(Records from a data collection)
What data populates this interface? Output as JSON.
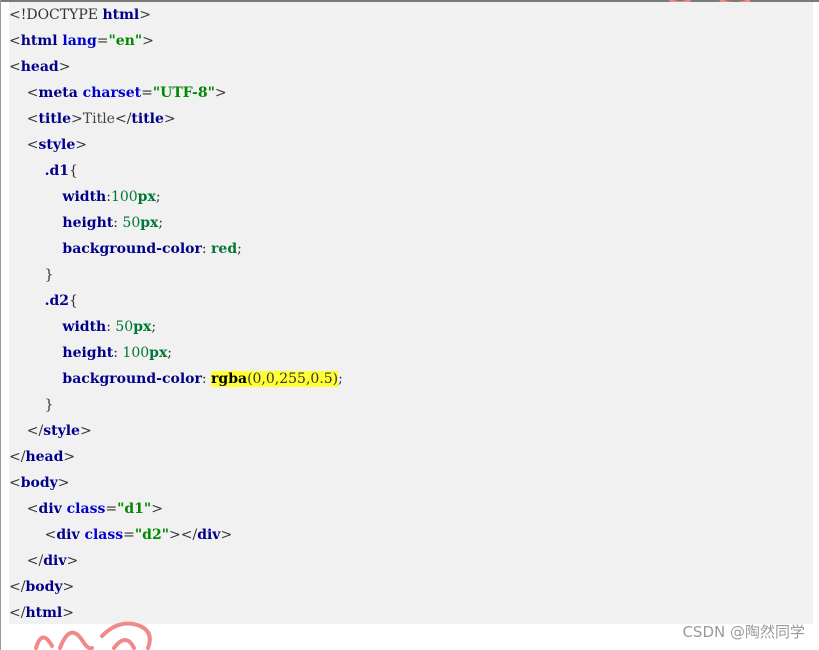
{
  "code": {
    "lines": [
      {
        "tokens": [
          {
            "c": "doctype",
            "t": "<!DOCTYPE "
          },
          {
            "c": "tag",
            "t": "html"
          },
          {
            "c": "punct",
            "t": ">"
          }
        ]
      },
      {
        "tokens": [
          {
            "c": "punct",
            "t": "<"
          },
          {
            "c": "tag",
            "t": "html"
          },
          {
            "c": "attr",
            "t": " lang"
          },
          {
            "c": "punct",
            "t": "="
          },
          {
            "c": "str",
            "t": "\"en\""
          },
          {
            "c": "punct",
            "t": ">"
          }
        ]
      },
      {
        "tokens": [
          {
            "c": "punct",
            "t": "<"
          },
          {
            "c": "tag",
            "t": "head"
          },
          {
            "c": "punct",
            "t": ">"
          }
        ]
      },
      {
        "tokens": [
          {
            "c": "punct",
            "t": "    <"
          },
          {
            "c": "tag",
            "t": "meta"
          },
          {
            "c": "attr",
            "t": " charset"
          },
          {
            "c": "punct",
            "t": "="
          },
          {
            "c": "str",
            "t": "\"UTF-8\""
          },
          {
            "c": "punct",
            "t": ">"
          }
        ]
      },
      {
        "tokens": [
          {
            "c": "punct",
            "t": "    <"
          },
          {
            "c": "tag",
            "t": "title"
          },
          {
            "c": "punct",
            "t": ">"
          },
          {
            "c": "text",
            "t": "Title"
          },
          {
            "c": "punct",
            "t": "</"
          },
          {
            "c": "tag",
            "t": "title"
          },
          {
            "c": "punct",
            "t": ">"
          }
        ]
      },
      {
        "tokens": [
          {
            "c": "punct",
            "t": "    <"
          },
          {
            "c": "tag",
            "t": "style"
          },
          {
            "c": "punct",
            "t": ">"
          }
        ]
      },
      {
        "tokens": [
          {
            "c": "punct",
            "t": "        "
          },
          {
            "c": "sel",
            "t": ".d1"
          },
          {
            "c": "punct",
            "t": "{"
          }
        ]
      },
      {
        "tokens": [
          {
            "c": "punct",
            "t": "            "
          },
          {
            "c": "prop",
            "t": "width"
          },
          {
            "c": "punct",
            "t": ":"
          },
          {
            "c": "num",
            "t": "100"
          },
          {
            "c": "unit",
            "t": "px"
          },
          {
            "c": "punct",
            "t": ";"
          }
        ]
      },
      {
        "tokens": [
          {
            "c": "punct",
            "t": "            "
          },
          {
            "c": "prop",
            "t": "height"
          },
          {
            "c": "punct",
            "t": ": "
          },
          {
            "c": "num",
            "t": "50"
          },
          {
            "c": "unit",
            "t": "px"
          },
          {
            "c": "punct",
            "t": ";"
          }
        ]
      },
      {
        "tokens": [
          {
            "c": "punct",
            "t": "            "
          },
          {
            "c": "prop",
            "t": "background-color"
          },
          {
            "c": "punct",
            "t": ": "
          },
          {
            "c": "val",
            "t": "red"
          },
          {
            "c": "punct",
            "t": ";"
          }
        ]
      },
      {
        "tokens": [
          {
            "c": "punct",
            "t": "        }"
          }
        ]
      },
      {
        "tokens": [
          {
            "c": "punct",
            "t": "        "
          },
          {
            "c": "sel",
            "t": ".d2"
          },
          {
            "c": "punct",
            "t": "{"
          }
        ]
      },
      {
        "tokens": [
          {
            "c": "punct",
            "t": "            "
          },
          {
            "c": "prop",
            "t": "width"
          },
          {
            "c": "punct",
            "t": ": "
          },
          {
            "c": "num",
            "t": "50"
          },
          {
            "c": "unit",
            "t": "px"
          },
          {
            "c": "punct",
            "t": ";"
          }
        ]
      },
      {
        "tokens": [
          {
            "c": "punct",
            "t": "            "
          },
          {
            "c": "prop",
            "t": "height"
          },
          {
            "c": "punct",
            "t": ": "
          },
          {
            "c": "num",
            "t": "100"
          },
          {
            "c": "unit",
            "t": "px"
          },
          {
            "c": "punct",
            "t": ";"
          }
        ]
      },
      {
        "tokens": [
          {
            "c": "punct",
            "t": "            "
          },
          {
            "c": "prop",
            "t": "background-color"
          },
          {
            "c": "punct",
            "t": ": "
          },
          {
            "c": "func",
            "t": "rgba",
            "hl": true
          },
          {
            "c": "punct",
            "t": "(0,0,255,0.5)",
            "hl": true
          },
          {
            "c": "punct",
            "t": ";"
          }
        ]
      },
      {
        "tokens": [
          {
            "c": "punct",
            "t": "        }"
          }
        ]
      },
      {
        "tokens": [
          {
            "c": "punct",
            "t": "    </"
          },
          {
            "c": "tag",
            "t": "style"
          },
          {
            "c": "punct",
            "t": ">"
          }
        ]
      },
      {
        "tokens": [
          {
            "c": "punct",
            "t": "</"
          },
          {
            "c": "tag",
            "t": "head"
          },
          {
            "c": "punct",
            "t": ">"
          }
        ]
      },
      {
        "tokens": [
          {
            "c": "punct",
            "t": "<"
          },
          {
            "c": "tag",
            "t": "body"
          },
          {
            "c": "punct",
            "t": ">"
          }
        ]
      },
      {
        "tokens": [
          {
            "c": "punct",
            "t": "    <"
          },
          {
            "c": "tag",
            "t": "div"
          },
          {
            "c": "attr",
            "t": " class"
          },
          {
            "c": "punct",
            "t": "="
          },
          {
            "c": "str",
            "t": "\"d1\""
          },
          {
            "c": "punct",
            "t": ">"
          }
        ]
      },
      {
        "tokens": [
          {
            "c": "punct",
            "t": "        <"
          },
          {
            "c": "tag",
            "t": "div"
          },
          {
            "c": "attr",
            "t": " class"
          },
          {
            "c": "punct",
            "t": "="
          },
          {
            "c": "str",
            "t": "\"d2\""
          },
          {
            "c": "punct",
            "t": "></"
          },
          {
            "c": "tag",
            "t": "div"
          },
          {
            "c": "punct",
            "t": ">"
          }
        ]
      },
      {
        "tokens": [
          {
            "c": "punct",
            "t": "    </"
          },
          {
            "c": "tag",
            "t": "div"
          },
          {
            "c": "punct",
            "t": ">"
          }
        ]
      },
      {
        "tokens": [
          {
            "c": "punct",
            "t": "</"
          },
          {
            "c": "tag",
            "t": "body"
          },
          {
            "c": "punct",
            "t": ">"
          }
        ]
      },
      {
        "tokens": [
          {
            "c": "punct",
            "t": "</"
          },
          {
            "c": "tag",
            "t": "html"
          },
          {
            "c": "punct",
            "t": ">"
          }
        ]
      }
    ]
  },
  "watermark": {
    "text": "CSDN @陶然同学"
  },
  "colors": {
    "panel_bg": "#f1f1f1",
    "tag": "#000088",
    "string": "#008800",
    "highlight": "#ffff33",
    "decoration": "#f08a8a"
  },
  "icons": {
    "decoration": "red-swirl-decoration"
  }
}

__WHAT YOU HAVE TO DO__: Take every line that includes the string "decoration" and copy it.

__ANSWER FOR THE TASK__:
    "decoration": "#f08a8a"
    "decoration": "red-swirl-decoration"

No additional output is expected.